Instructions to follow: Go through the material and write it all out exactly, minus the pictures.

┄┄┄┄┄┄┄┄┄┄┄┄┄┄┄┄┄┄┄┄

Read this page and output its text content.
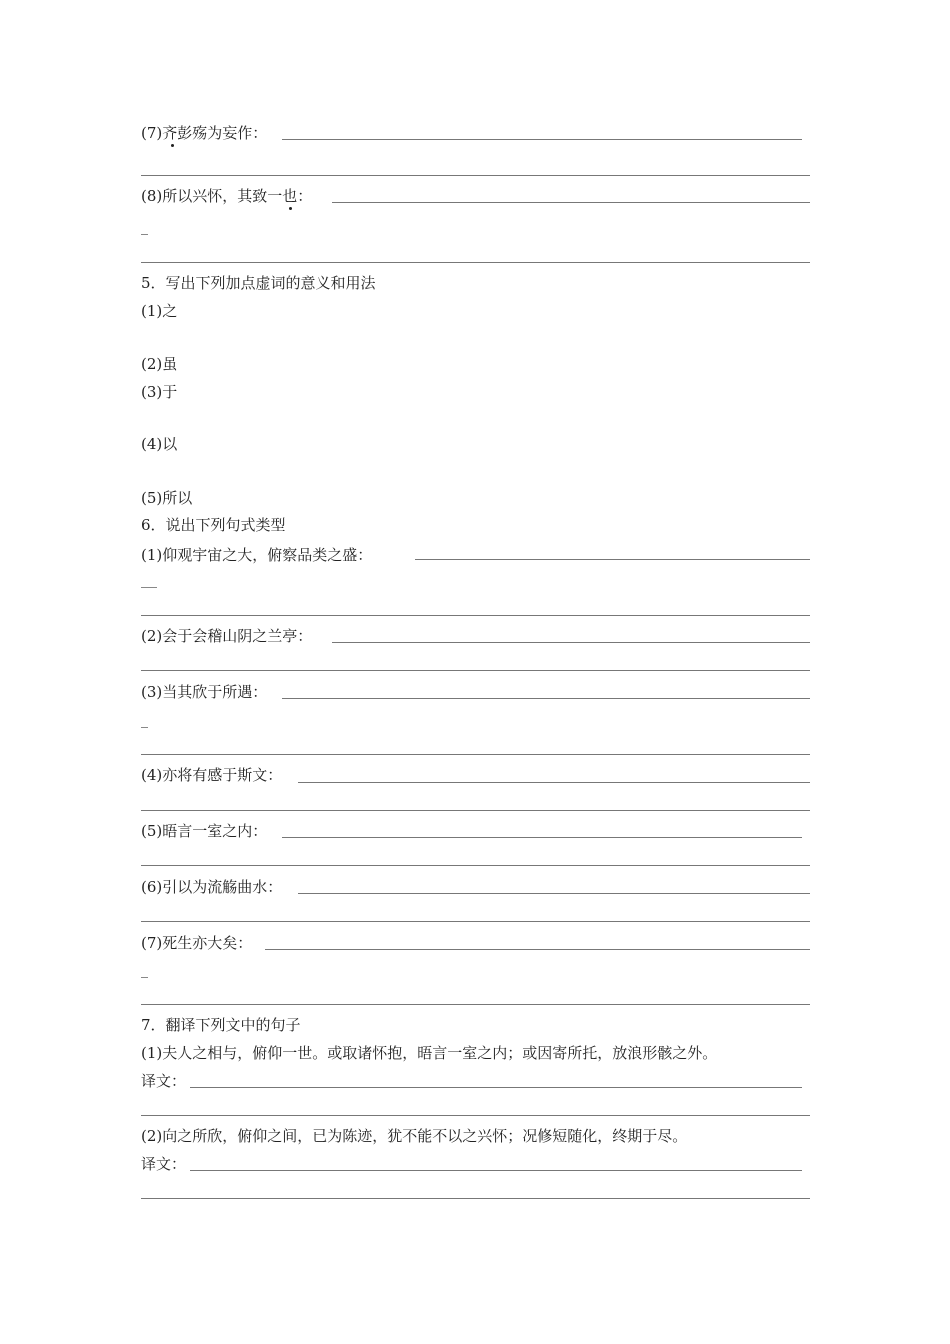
(7)齐彭殇为妄作：
(8)所以兴怀，其致一也：
5．写出下列加点虚词的意义和用法
(1)之
(2)虽
(3)于
(4)以
(5)所以
6．说出下列句式类型
(1)仰观宇宙之大，俯察品类之盛：
(2)会于会稽山阴之兰亭：
(3)当其欣于所遇：
(4)亦将有感于斯文：
(5)晤言一室之内：
(6)引以为流觞曲水：
(7)死生亦大矣：
7．翻译下列文中的句子
(1)夫人之相与，俯仰一世。或取诸怀抱，晤言一室之内；或因寄所托，放浪形骸之外。
译文：
(2)向之所欣，俯仰之间，已为陈迹，犹不能不以之兴怀；况修短随化，终期于尽。
译文：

┄┄┄┄┄┄┄┄┄┄┄┄┄┄┄┄┄┄┄┄

Output for this task:
Read this page and output its text content.
(7)齐彭殇为妄作：
(8)所以兴怀，其致一也：
5．写出下列加点虚词的意义和用法
(1)之
(2)虽
(3)于
(4)以
(5)所以
6．说出下列句式类型
(1)仰观宇宙之大，俯察品类之盛：
(2)会于会稽山阴之兰亭：
(3)当其欣于所遇：
(4)亦将有感于斯文：
(5)晤言一室之内：
(6)引以为流觞曲水：
(7)死生亦大矣：
7．翻译下列文中的句子
(1)夫人之相与，俯仰一世。或取诸怀抱，晤言一室之内；或因寄所托，放浪形骸之外。
译文：
(2)向之所欣，俯仰之间，已为陈迹，犹不能不以之兴怀；况修短随化，终期于尽。
译文：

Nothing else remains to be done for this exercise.